-- Begin Excerpted records --

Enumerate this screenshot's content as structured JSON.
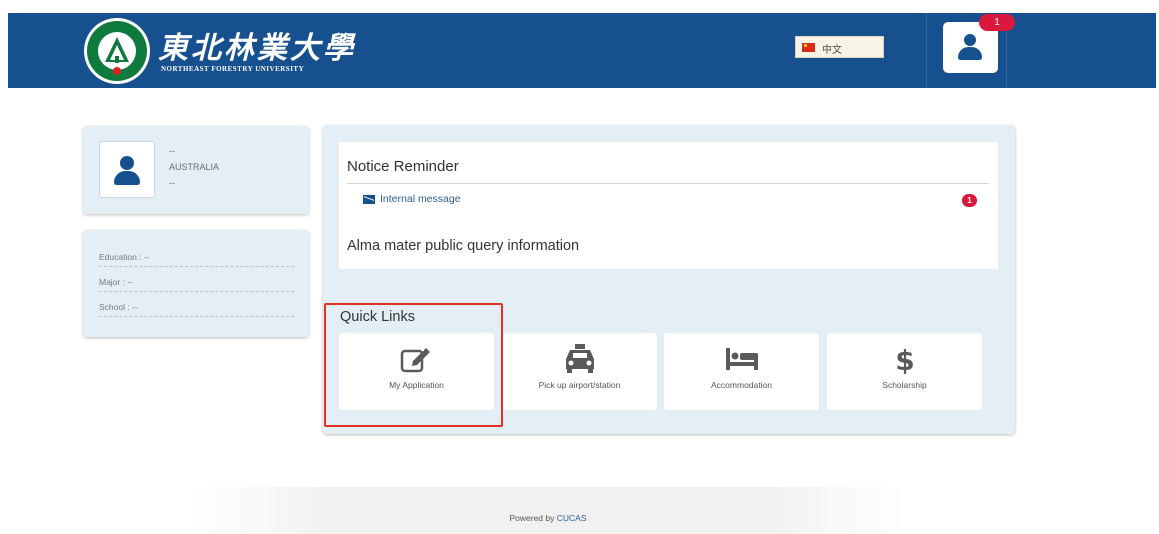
{
  "header": {
    "logo_cn": "東北林業大學",
    "logo_en": "NORTHEAST FORESTRY UNIVERSITY",
    "language_label": "中文",
    "notification_count": "1"
  },
  "profile": {
    "line1": "--",
    "country": "AUSTRALIA",
    "line3": "--"
  },
  "info": {
    "education": "Education : --",
    "major": "Major : --",
    "school": "School : --"
  },
  "notice": {
    "title": "Notice Reminder",
    "message_label": "Internal message",
    "message_count": "1",
    "alma_title": "Alma mater public query information"
  },
  "quick_links": {
    "title": "Quick Links",
    "items": [
      {
        "label": "My Application",
        "icon": "edit-icon"
      },
      {
        "label": "Pick up airport/station",
        "icon": "taxi-icon"
      },
      {
        "label": "Accommodation",
        "icon": "bed-icon"
      },
      {
        "label": "Scholarship",
        "icon": "dollar-icon"
      }
    ]
  },
  "footer": {
    "prefix": "Powered by",
    "brand": "CUCAS"
  },
  "colors": {
    "header_bg": "#17508f",
    "panel_bg": "#e3eef5",
    "badge": "#d9183b",
    "highlight": "#e0302a"
  }
}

-- End Excerpted records --

#### What this task involves:
Make a word-for-word copy of the entries, without any pictures.

#### The output:
Enumerate this screenshot's content as structured JSON.
{
  "header": {
    "logo_cn": "東北林業大學",
    "logo_en": "NORTHEAST FORESTRY UNIVERSITY",
    "language_label": "中文",
    "notification_count": "1"
  },
  "profile": {
    "line1": "--",
    "country": "AUSTRALIA",
    "line3": "--"
  },
  "info": {
    "education": "Education : --",
    "major": "Major : --",
    "school": "School : --"
  },
  "notice": {
    "title": "Notice Reminder",
    "message_label": "Internal message",
    "message_count": "1",
    "alma_title": "Alma mater public query information"
  },
  "quick_links": {
    "title": "Quick Links",
    "items": [
      {
        "label": "My Application",
        "icon": "edit-icon"
      },
      {
        "label": "Pick up airport/station",
        "icon": "taxi-icon"
      },
      {
        "label": "Accommodation",
        "icon": "bed-icon"
      },
      {
        "label": "Scholarship",
        "icon": "dollar-icon"
      }
    ]
  },
  "footer": {
    "prefix": "Powered by",
    "brand": "CUCAS"
  },
  "colors": {
    "header_bg": "#17508f",
    "panel_bg": "#e3eef5",
    "badge": "#d9183b",
    "highlight": "#e0302a"
  }
}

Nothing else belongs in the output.